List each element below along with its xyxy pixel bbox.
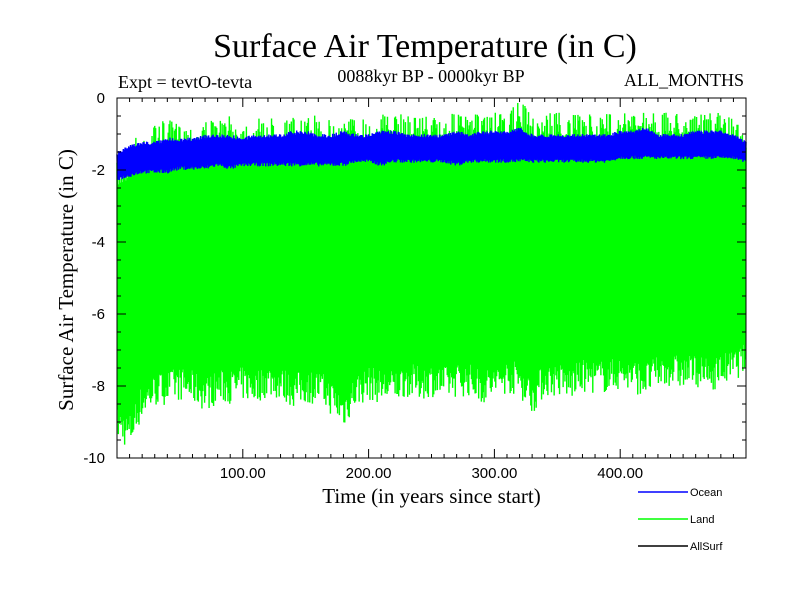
y-tick-label: -8 <box>92 378 105 395</box>
series-line-ocean <box>116 127 747 180</box>
legend-item-ocean: Ocean <box>638 487 722 499</box>
y-axis-title: Surface Air Temperature (in C) <box>54 149 78 411</box>
series-layer <box>116 102 747 445</box>
legend-label: Land <box>690 514 714 526</box>
x-tick-label: 300.00 <box>471 465 517 482</box>
x-tick-label: 400.00 <box>597 465 643 482</box>
x-tick-label: 100.00 <box>220 465 266 482</box>
legend-label: Ocean <box>690 487 722 499</box>
chart-title: Surface Air Temperature (in C) <box>213 28 637 65</box>
y-tick-label: -6 <box>92 306 105 323</box>
series-line-land <box>116 102 747 445</box>
y-tick-label: -4 <box>92 234 105 251</box>
series-land <box>116 102 747 445</box>
experiment-label: Expt = tevtO-tevta <box>118 72 253 92</box>
y-tick-label: -2 <box>92 162 105 179</box>
x-tick-label: 200.00 <box>346 465 392 482</box>
y-tick-label: 0 <box>97 90 105 107</box>
legend-label: AllSurf <box>690 541 723 553</box>
legend: Ocean Land AllSurf <box>638 487 723 553</box>
ticks-layer: 100.00 200.00 300.00 400.00 0 -2 -4 -6 -8 -10 <box>83 90 746 482</box>
months-label: ALL_MONTHS <box>624 70 744 90</box>
period-label: 0088kyr BP - 0000kyr BP <box>337 66 525 86</box>
legend-item-land: Land <box>638 514 714 526</box>
legend-item-allsurf: AllSurf <box>638 541 723 553</box>
y-tick-label: -10 <box>83 450 105 467</box>
series-ocean <box>116 127 747 180</box>
x-axis-title: Time (in years since start) <box>322 484 541 508</box>
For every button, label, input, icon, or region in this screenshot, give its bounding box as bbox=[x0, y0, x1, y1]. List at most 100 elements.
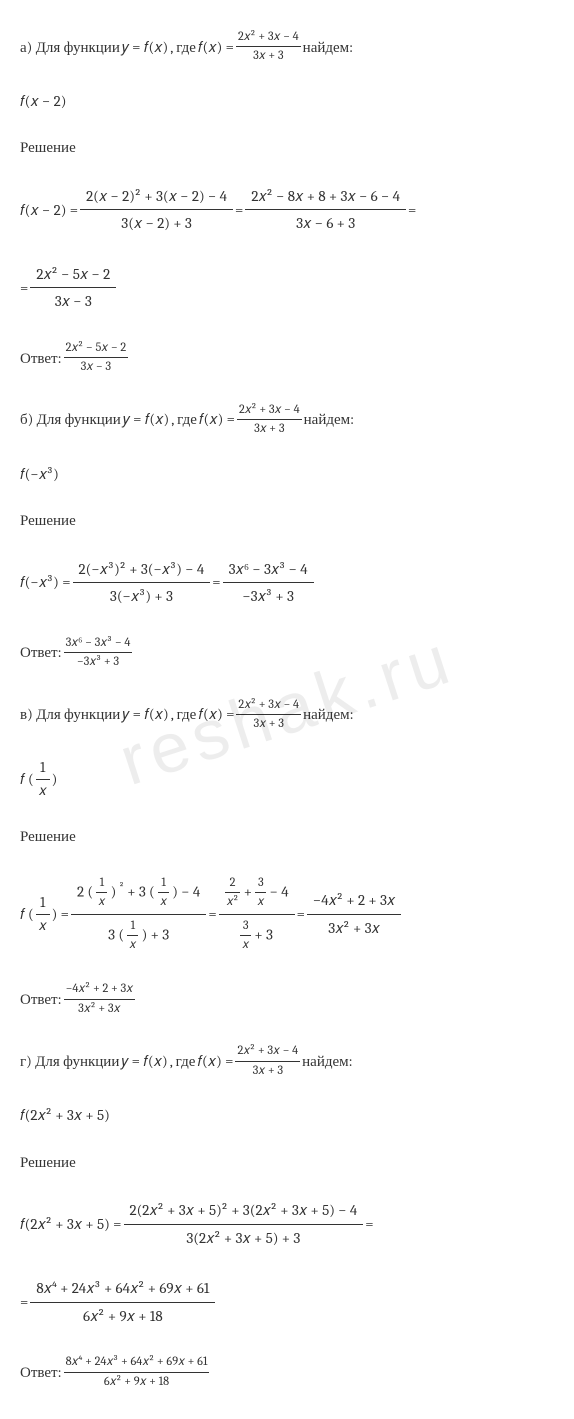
text: найдем: bbox=[304, 408, 354, 431]
fraction: 2 ( 1 𝑥 ) ² + 3 ( 1 𝑥 ) − 4 3 ( 1 𝑥 ) + … bbox=[71, 872, 206, 957]
numerator: 1 bbox=[36, 892, 50, 914]
text: ) bbox=[52, 768, 58, 791]
denominator: 3𝑥² + 3𝑥 bbox=[64, 1000, 136, 1018]
denominator: 3𝑥² + 3𝑥 bbox=[307, 915, 401, 942]
answer-label: Ответ: bbox=[20, 641, 62, 664]
part-v-step1: 𝑓 ( 1 𝑥 ) = 2 ( 1 𝑥 ) ² + 3 ( 1 𝑥 ) − 4 … bbox=[20, 872, 554, 957]
text: найдем: bbox=[302, 1050, 352, 1073]
denominator: 3 ( 1 𝑥 ) + 3 bbox=[71, 915, 206, 957]
numerator: 3 bbox=[255, 874, 266, 893]
numerator: 2(−𝑥³)² + 3(−𝑥³) − 4 bbox=[73, 556, 211, 584]
text: а) Для функции bbox=[20, 36, 120, 59]
denominator: 6𝑥² + 9𝑥 + 18 bbox=[64, 1373, 210, 1391]
part-a-target: 𝑓(𝑥 − 2) bbox=[20, 90, 554, 113]
lhs: 𝑓(𝑥 − 2) = bbox=[20, 199, 78, 222]
eq: 𝑓(𝑥) = bbox=[199, 408, 235, 431]
text: в) Для функции bbox=[20, 703, 120, 726]
part-g-step2: = 8𝑥⁴ + 24𝑥³ + 64𝑥² + 69𝑥 + 61 6𝑥² + 9𝑥 … bbox=[20, 1275, 554, 1329]
denominator: 3(𝑥 − 2) + 3 bbox=[80, 210, 233, 237]
denominator: 3 𝑥 + 3 bbox=[219, 915, 295, 957]
text: , где bbox=[171, 703, 197, 726]
solution-label: Решение bbox=[20, 509, 554, 532]
exponent: ² bbox=[120, 881, 124, 893]
numerator: 2 ( 1 𝑥 ) ² + 3 ( 1 𝑥 ) − 4 bbox=[71, 872, 206, 915]
fraction: 2𝑥² + 3𝑥 − 4 3𝑥 + 3 bbox=[237, 401, 302, 439]
denominator: 3𝑥 + 3 bbox=[236, 715, 301, 733]
fraction: 1 𝑥 bbox=[158, 874, 169, 912]
numerator: 2𝑥² − 5𝑥 − 2 bbox=[64, 339, 129, 358]
numerator: 2 𝑥² + 3 𝑥 − 4 bbox=[219, 872, 295, 915]
numerator: 8𝑥⁴ + 24𝑥³ + 64𝑥² + 69𝑥 + 61 bbox=[30, 1275, 215, 1303]
numerator: 2𝑥² + 3𝑥 − 4 bbox=[236, 28, 301, 47]
text: б) Для функции bbox=[20, 408, 121, 431]
text: найдем: bbox=[303, 703, 353, 726]
denominator: 3𝑥 − 3 bbox=[64, 358, 129, 376]
numerator: 2𝑥² + 3𝑥 − 4 bbox=[235, 1042, 300, 1061]
part-a-intro: а) Для функции 𝑦 = 𝑓(𝑥) , где 𝑓(𝑥) = 2𝑥²… bbox=[20, 28, 554, 66]
part-b-step1: 𝑓(−𝑥³) = 2(−𝑥³)² + 3(−𝑥³) − 4 3(−𝑥³) + 3… bbox=[20, 556, 554, 610]
fraction: 1 𝑥 bbox=[127, 917, 138, 955]
part-a-answer: Ответ: 2𝑥² − 5𝑥 − 2 3𝑥 − 3 bbox=[20, 339, 554, 377]
denominator: 3𝑥 + 3 bbox=[236, 47, 301, 65]
fraction: 1 𝑥 bbox=[36, 892, 50, 936]
part-b-intro: б) Для функции 𝑦 = 𝑓(𝑥) , где 𝑓(𝑥) = 2𝑥²… bbox=[20, 401, 554, 439]
numerator: 2𝑥² − 8𝑥 + 8 + 3𝑥 − 6 − 4 bbox=[245, 183, 406, 211]
denominator: 6𝑥² + 9𝑥 + 18 bbox=[30, 1303, 215, 1330]
text: + 3 ( bbox=[127, 882, 155, 900]
solution-label: Решение bbox=[20, 825, 554, 848]
denominator: −3𝑥³ + 3 bbox=[223, 583, 314, 610]
denominator: 3𝑥 − 3 bbox=[30, 288, 116, 315]
text: , где bbox=[170, 1050, 196, 1073]
numerator: 1 bbox=[36, 757, 50, 779]
fraction: 2(−𝑥³)² + 3(−𝑥³) − 4 3(−𝑥³) + 3 bbox=[73, 556, 211, 610]
eq: 𝑦 = 𝑓(𝑥) bbox=[122, 36, 168, 59]
denominator: 𝑥 bbox=[127, 936, 138, 954]
text: , где bbox=[170, 36, 196, 59]
fraction: 1 𝑥 bbox=[36, 757, 50, 801]
denominator: 𝑥 bbox=[36, 915, 50, 936]
part-a-step1: 𝑓(𝑥 − 2) = 2(𝑥 − 2)² + 3(𝑥 − 2) − 4 3(𝑥 … bbox=[20, 183, 554, 237]
fraction: 8𝑥⁴ + 24𝑥³ + 64𝑥² + 69𝑥 + 61 6𝑥² + 9𝑥 + … bbox=[64, 1353, 210, 1391]
numerator: 2𝑥² + 3𝑥 − 4 bbox=[237, 401, 302, 420]
text: + 3 bbox=[254, 925, 273, 943]
fraction: 2𝑥² − 5𝑥 − 2 3𝑥 − 3 bbox=[64, 339, 129, 377]
fraction: 2𝑥² + 3𝑥 − 4 3𝑥 + 3 bbox=[235, 1042, 300, 1080]
equals: = bbox=[408, 199, 416, 222]
numerator: 3 bbox=[240, 917, 251, 936]
denominator: 𝑥 bbox=[255, 893, 266, 911]
equals: = bbox=[365, 1213, 373, 1236]
equals: = bbox=[235, 199, 243, 222]
eq: 𝑓(𝑥) = bbox=[198, 703, 234, 726]
denominator: 3𝑥 + 3 bbox=[235, 1062, 300, 1080]
equals: = bbox=[212, 571, 220, 594]
denominator: 3𝑥 − 6 + 3 bbox=[245, 210, 406, 237]
answer-label: Ответ: bbox=[20, 347, 62, 370]
numerator: 8𝑥⁴ + 24𝑥³ + 64𝑥² + 69𝑥 + 61 bbox=[64, 1353, 210, 1372]
text: , где bbox=[171, 408, 197, 431]
numerator: −4𝑥² + 2 + 3𝑥 bbox=[64, 980, 136, 999]
lhs: 𝑓(−𝑥³) = bbox=[20, 571, 71, 594]
numerator: 1 bbox=[96, 874, 107, 893]
lhs: 𝑓(2𝑥² + 3𝑥 + 5) = bbox=[20, 1213, 122, 1236]
part-b-target: 𝑓(−𝑥³) bbox=[20, 463, 554, 486]
numerator: 2𝑥² − 5𝑥 − 2 bbox=[30, 261, 116, 289]
text: ) − 4 bbox=[172, 882, 200, 900]
numerator: 3𝑥⁶ − 3𝑥³ − 4 bbox=[223, 556, 314, 584]
denominator: −3𝑥³ + 3 bbox=[64, 653, 133, 671]
numerator: 2 bbox=[225, 874, 241, 893]
equals: = bbox=[20, 277, 28, 300]
part-a-step2: = 2𝑥² − 5𝑥 − 2 3𝑥 − 3 bbox=[20, 261, 554, 315]
part-g-target: 𝑓(2𝑥² + 3𝑥 + 5) bbox=[20, 1104, 554, 1127]
fraction: 3 𝑥 bbox=[240, 917, 251, 955]
fraction: 2𝑥² + 3𝑥 − 4 3𝑥 + 3 bbox=[236, 696, 301, 734]
text: 2 ( bbox=[77, 882, 93, 900]
fraction: 2𝑥² − 8𝑥 + 8 + 3𝑥 − 6 − 4 3𝑥 − 6 + 3 bbox=[245, 183, 406, 237]
text: 𝑓 ( bbox=[20, 903, 34, 926]
numerator: 1 bbox=[127, 917, 138, 936]
part-g-answer: Ответ: 8𝑥⁴ + 24𝑥³ + 64𝑥² + 69𝑥 + 61 6𝑥² … bbox=[20, 1353, 554, 1391]
part-g-step1: 𝑓(2𝑥² + 3𝑥 + 5) = 2(2𝑥² + 3𝑥 + 5)² + 3(2… bbox=[20, 1197, 554, 1251]
text: ) + 3 bbox=[142, 925, 170, 943]
numerator: −4𝑥² + 2 + 3𝑥 bbox=[307, 887, 401, 915]
text: ) = bbox=[52, 903, 69, 926]
fraction: −4𝑥² + 2 + 3𝑥 3𝑥² + 3𝑥 bbox=[307, 887, 401, 941]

**GOAL**
Rewrite everything from the line with "y-tick-label: -8 <box>92 378 105 395</box>" down to the line with "x-tick-label: 100.00 <box>220", replacing "x-tick-label" with "x-axis-tick" and leaving the rest of those lines unchanged. Return only those lines.

**CORRECT RESULT**
y-tick-label: -8 <box>92 378 105 395</box>
series-line-ocean <box>116 127 747 180</box>
legend-item-ocean: Ocean <box>638 487 722 499</box>
y-axis-title: Surface Air Temperature (in C) <box>54 149 78 411</box>
series-layer <box>116 102 747 445</box>
legend-label: Land <box>690 514 714 526</box>
x-axis-tick: 300.00 <box>471 465 517 482</box>
x-axis-tick: 400.00 <box>597 465 643 482</box>
x-axis-tick: 100.00 <box>220 465 266 482</box>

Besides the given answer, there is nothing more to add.